**Data for the task**
■ ■ ■

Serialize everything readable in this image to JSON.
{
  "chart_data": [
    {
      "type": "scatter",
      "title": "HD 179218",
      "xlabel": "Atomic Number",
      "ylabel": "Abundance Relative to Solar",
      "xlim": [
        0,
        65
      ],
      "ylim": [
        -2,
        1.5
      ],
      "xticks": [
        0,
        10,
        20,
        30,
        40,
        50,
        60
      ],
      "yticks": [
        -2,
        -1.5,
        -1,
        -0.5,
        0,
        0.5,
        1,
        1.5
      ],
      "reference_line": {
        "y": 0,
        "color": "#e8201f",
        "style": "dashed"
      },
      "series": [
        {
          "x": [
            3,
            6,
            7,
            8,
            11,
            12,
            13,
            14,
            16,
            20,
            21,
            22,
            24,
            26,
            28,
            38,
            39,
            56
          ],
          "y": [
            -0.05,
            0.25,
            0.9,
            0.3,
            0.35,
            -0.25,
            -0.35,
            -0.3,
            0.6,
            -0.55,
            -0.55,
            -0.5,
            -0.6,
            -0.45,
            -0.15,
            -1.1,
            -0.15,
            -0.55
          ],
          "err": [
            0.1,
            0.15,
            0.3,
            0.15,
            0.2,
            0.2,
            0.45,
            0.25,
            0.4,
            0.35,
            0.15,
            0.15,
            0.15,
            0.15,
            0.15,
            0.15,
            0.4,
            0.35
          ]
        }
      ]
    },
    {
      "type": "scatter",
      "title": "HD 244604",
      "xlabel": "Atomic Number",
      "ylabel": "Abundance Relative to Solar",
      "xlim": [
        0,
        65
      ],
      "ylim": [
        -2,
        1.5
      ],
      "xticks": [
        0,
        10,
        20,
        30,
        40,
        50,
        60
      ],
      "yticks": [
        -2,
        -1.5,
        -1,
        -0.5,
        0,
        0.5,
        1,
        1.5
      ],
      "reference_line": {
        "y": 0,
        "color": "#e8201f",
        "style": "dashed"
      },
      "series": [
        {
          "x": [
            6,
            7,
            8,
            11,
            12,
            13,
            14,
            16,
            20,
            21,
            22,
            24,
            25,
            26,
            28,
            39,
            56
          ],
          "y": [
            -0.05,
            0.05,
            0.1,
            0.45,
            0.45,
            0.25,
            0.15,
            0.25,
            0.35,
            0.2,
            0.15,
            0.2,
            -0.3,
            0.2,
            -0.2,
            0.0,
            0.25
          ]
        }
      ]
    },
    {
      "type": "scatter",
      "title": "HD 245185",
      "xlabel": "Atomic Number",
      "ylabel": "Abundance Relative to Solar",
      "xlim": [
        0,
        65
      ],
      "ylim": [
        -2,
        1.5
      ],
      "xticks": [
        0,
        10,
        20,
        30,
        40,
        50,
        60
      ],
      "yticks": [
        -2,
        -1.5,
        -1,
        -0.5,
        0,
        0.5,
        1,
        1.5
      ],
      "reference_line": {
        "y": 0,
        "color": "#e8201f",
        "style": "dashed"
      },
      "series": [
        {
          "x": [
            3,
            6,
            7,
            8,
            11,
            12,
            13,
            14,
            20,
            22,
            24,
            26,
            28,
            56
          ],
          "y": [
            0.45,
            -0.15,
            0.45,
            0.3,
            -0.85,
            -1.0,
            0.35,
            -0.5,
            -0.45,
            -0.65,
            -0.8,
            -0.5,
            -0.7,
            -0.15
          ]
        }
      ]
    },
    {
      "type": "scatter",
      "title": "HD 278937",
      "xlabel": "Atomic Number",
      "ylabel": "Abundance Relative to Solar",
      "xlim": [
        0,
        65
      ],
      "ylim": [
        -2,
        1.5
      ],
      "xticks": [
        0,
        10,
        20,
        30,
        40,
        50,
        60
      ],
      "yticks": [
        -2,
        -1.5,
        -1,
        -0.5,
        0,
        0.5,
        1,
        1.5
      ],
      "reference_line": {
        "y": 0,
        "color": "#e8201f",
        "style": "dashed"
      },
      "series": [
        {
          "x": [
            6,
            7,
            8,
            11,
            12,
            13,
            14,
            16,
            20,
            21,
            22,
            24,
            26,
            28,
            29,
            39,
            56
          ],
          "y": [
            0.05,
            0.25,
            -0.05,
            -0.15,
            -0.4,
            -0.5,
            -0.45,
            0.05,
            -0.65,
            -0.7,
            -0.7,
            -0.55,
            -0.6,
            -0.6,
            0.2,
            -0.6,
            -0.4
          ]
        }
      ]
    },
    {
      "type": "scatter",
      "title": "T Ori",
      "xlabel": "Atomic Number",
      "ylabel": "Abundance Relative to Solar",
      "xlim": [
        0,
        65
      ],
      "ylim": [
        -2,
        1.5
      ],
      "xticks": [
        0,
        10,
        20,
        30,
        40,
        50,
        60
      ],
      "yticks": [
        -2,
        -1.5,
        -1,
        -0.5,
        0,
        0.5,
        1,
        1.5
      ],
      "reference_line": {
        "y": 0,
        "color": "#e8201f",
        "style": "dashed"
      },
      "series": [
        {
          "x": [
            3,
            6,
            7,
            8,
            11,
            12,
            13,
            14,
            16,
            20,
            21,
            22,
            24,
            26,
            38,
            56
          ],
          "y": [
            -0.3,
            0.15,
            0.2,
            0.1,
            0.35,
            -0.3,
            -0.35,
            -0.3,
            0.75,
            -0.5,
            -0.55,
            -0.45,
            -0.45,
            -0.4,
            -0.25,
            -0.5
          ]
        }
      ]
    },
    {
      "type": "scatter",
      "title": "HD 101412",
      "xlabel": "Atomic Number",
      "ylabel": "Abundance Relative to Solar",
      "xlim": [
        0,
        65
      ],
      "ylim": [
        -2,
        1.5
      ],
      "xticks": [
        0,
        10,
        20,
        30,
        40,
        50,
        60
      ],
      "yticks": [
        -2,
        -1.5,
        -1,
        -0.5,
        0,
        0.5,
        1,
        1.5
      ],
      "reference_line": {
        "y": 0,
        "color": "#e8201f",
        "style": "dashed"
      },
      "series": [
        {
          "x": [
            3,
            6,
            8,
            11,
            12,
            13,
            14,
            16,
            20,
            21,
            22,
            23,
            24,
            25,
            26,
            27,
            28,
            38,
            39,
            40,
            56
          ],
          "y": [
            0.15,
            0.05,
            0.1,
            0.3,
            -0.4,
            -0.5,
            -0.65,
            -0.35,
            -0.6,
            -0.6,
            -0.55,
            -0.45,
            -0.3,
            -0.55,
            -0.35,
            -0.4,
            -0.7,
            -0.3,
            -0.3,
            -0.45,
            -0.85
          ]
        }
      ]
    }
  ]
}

■ ■ ■

**Prompt**
Copy each record from above without leaving any out.

**Finished answer**
Serialize everything readable in this image to JSON.
{
  "chart_data": [
    {
      "type": "scatter",
      "title": "HD 179218",
      "xlabel": "Atomic Number",
      "ylabel": "Abundance Relative to Solar",
      "xlim": [
        0,
        65
      ],
      "ylim": [
        -2,
        1.5
      ],
      "xticks": [
        0,
        10,
        20,
        30,
        40,
        50,
        60
      ],
      "yticks": [
        -2,
        -1.5,
        -1,
        -0.5,
        0,
        0.5,
        1,
        1.5
      ],
      "reference_line": {
        "y": 0,
        "color": "#e8201f",
        "style": "dashed"
      },
      "series": [
        {
          "x": [
            3,
            6,
            7,
            8,
            11,
            12,
            13,
            14,
            16,
            20,
            21,
            22,
            24,
            26,
            28,
            38,
            39,
            56
          ],
          "y": [
            -0.05,
            0.25,
            0.9,
            0.3,
            0.35,
            -0.25,
            -0.35,
            -0.3,
            0.6,
            -0.55,
            -0.55,
            -0.5,
            -0.6,
            -0.45,
            -0.15,
            -1.1,
            -0.15,
            -0.55
          ],
          "err": [
            0.1,
            0.15,
            0.3,
            0.15,
            0.2,
            0.2,
            0.45,
            0.25,
            0.4,
            0.35,
            0.15,
            0.15,
            0.15,
            0.15,
            0.15,
            0.15,
            0.4,
            0.35
          ]
        }
      ]
    },
    {
      "type": "scatter",
      "title": "HD 244604",
      "xlabel": "Atomic Number",
      "ylabel": "Abundance Relative to Solar",
      "xlim": [
        0,
        65
      ],
      "ylim": [
        -2,
        1.5
      ],
      "xticks": [
        0,
        10,
        20,
        30,
        40,
        50,
        60
      ],
      "yticks": [
        -2,
        -1.5,
        -1,
        -0.5,
        0,
        0.5,
        1,
        1.5
      ],
      "reference_line": {
        "y": 0,
        "color": "#e8201f",
        "style": "dashed"
      },
      "series": [
        {
          "x": [
            6,
            7,
            8,
            11,
            12,
            13,
            14,
            16,
            20,
            21,
            22,
            24,
            25,
            26,
            28,
            39,
            56
          ],
          "y": [
            -0.05,
            0.05,
            0.1,
            0.45,
            0.45,
            0.25,
            0.15,
            0.25,
            0.35,
            0.2,
            0.15,
            0.2,
            -0.3,
            0.2,
            -0.2,
            0.0,
            0.25
          ]
        }
      ]
    },
    {
      "type": "scatter",
      "title": "HD 245185",
      "xlabel": "Atomic Number",
      "ylabel": "Abundance Relative to Solar",
      "xlim": [
        0,
        65
      ],
      "ylim": [
        -2,
        1.5
      ],
      "xticks": [
        0,
        10,
        20,
        30,
        40,
        50,
        60
      ],
      "yticks": [
        -2,
        -1.5,
        -1,
        -0.5,
        0,
        0.5,
        1,
        1.5
      ],
      "reference_line": {
        "y": 0,
        "color": "#e8201f",
        "style": "dashed"
      },
      "series": [
        {
          "x": [
            3,
            6,
            7,
            8,
            11,
            12,
            13,
            14,
            20,
            22,
            24,
            26,
            28,
            56
          ],
          "y": [
            0.45,
            -0.15,
            0.45,
            0.3,
            -0.85,
            -1.0,
            0.35,
            -0.5,
            -0.45,
            -0.65,
            -0.8,
            -0.5,
            -0.7,
            -0.15
          ]
        }
      ]
    },
    {
      "type": "scatter",
      "title": "HD 278937",
      "xlabel": "Atomic Number",
      "ylabel": "Abundance Relative to Solar",
      "xlim": [
        0,
        65
      ],
      "ylim": [
        -2,
        1.5
      ],
      "xticks": [
        0,
        10,
        20,
        30,
        40,
        50,
        60
      ],
      "yticks": [
        -2,
        -1.5,
        -1,
        -0.5,
        0,
        0.5,
        1,
        1.5
      ],
      "reference_line": {
        "y": 0,
        "color": "#e8201f",
        "style": "dashed"
      },
      "series": [
        {
          "x": [
            6,
            7,
            8,
            11,
            12,
            13,
            14,
            16,
            20,
            21,
            22,
            24,
            26,
            28,
            29,
            39,
            56
          ],
          "y": [
            0.05,
            0.25,
            -0.05,
            -0.15,
            -0.4,
            -0.5,
            -0.45,
            0.05,
            -0.65,
            -0.7,
            -0.7,
            -0.55,
            -0.6,
            -0.6,
            0.2,
            -0.6,
            -0.4
          ]
        }
      ]
    },
    {
      "type": "scatter",
      "title": "T Ori",
      "xlabel": "Atomic Number",
      "ylabel": "Abundance Relative to Solar",
      "xlim": [
        0,
        65
      ],
      "ylim": [
        -2,
        1.5
      ],
      "xticks": [
        0,
        10,
        20,
        30,
        40,
        50,
        60
      ],
      "yticks": [
        -2,
        -1.5,
        -1,
        -0.5,
        0,
        0.5,
        1,
        1.5
      ],
      "reference_line": {
        "y": 0,
        "color": "#e8201f",
        "style": "dashed"
      },
      "series": [
        {
          "x": [
            3,
            6,
            7,
            8,
            11,
            12,
            13,
            14,
            16,
            20,
            21,
            22,
            24,
            26,
            38,
            56
          ],
          "y": [
            -0.3,
            0.15,
            0.2,
            0.1,
            0.35,
            -0.3,
            -0.35,
            -0.3,
            0.75,
            -0.5,
            -0.55,
            -0.45,
            -0.45,
            -0.4,
            -0.25,
            -0.5
          ]
        }
      ]
    },
    {
      "type": "scatter",
      "title": "HD 101412",
      "xlabel": "Atomic Number",
      "ylabel": "Abundance Relative to Solar",
      "xlim": [
        0,
        65
      ],
      "ylim": [
        -2,
        1.5
      ],
      "xticks": [
        0,
        10,
        20,
        30,
        40,
        50,
        60
      ],
      "yticks": [
        -2,
        -1.5,
        -1,
        -0.5,
        0,
        0.5,
        1,
        1.5
      ],
      "reference_line": {
        "y": 0,
        "color": "#e8201f",
        "style": "dashed"
      },
      "series": [
        {
          "x": [
            3,
            6,
            8,
            11,
            12,
            13,
            14,
            16,
            20,
            21,
            22,
            23,
            24,
            25,
            26,
            27,
            28,
            38,
            39,
            40,
            56
          ],
          "y": [
            0.15,
            0.05,
            0.1,
            0.3,
            -0.4,
            -0.5,
            -0.65,
            -0.35,
            -0.6,
            -0.6,
            -0.55,
            -0.45,
            -0.3,
            -0.55,
            -0.35,
            -0.4,
            -0.7,
            -0.3,
            -0.3,
            -0.45,
            -0.85
          ]
        }
      ]
    }
  ]
}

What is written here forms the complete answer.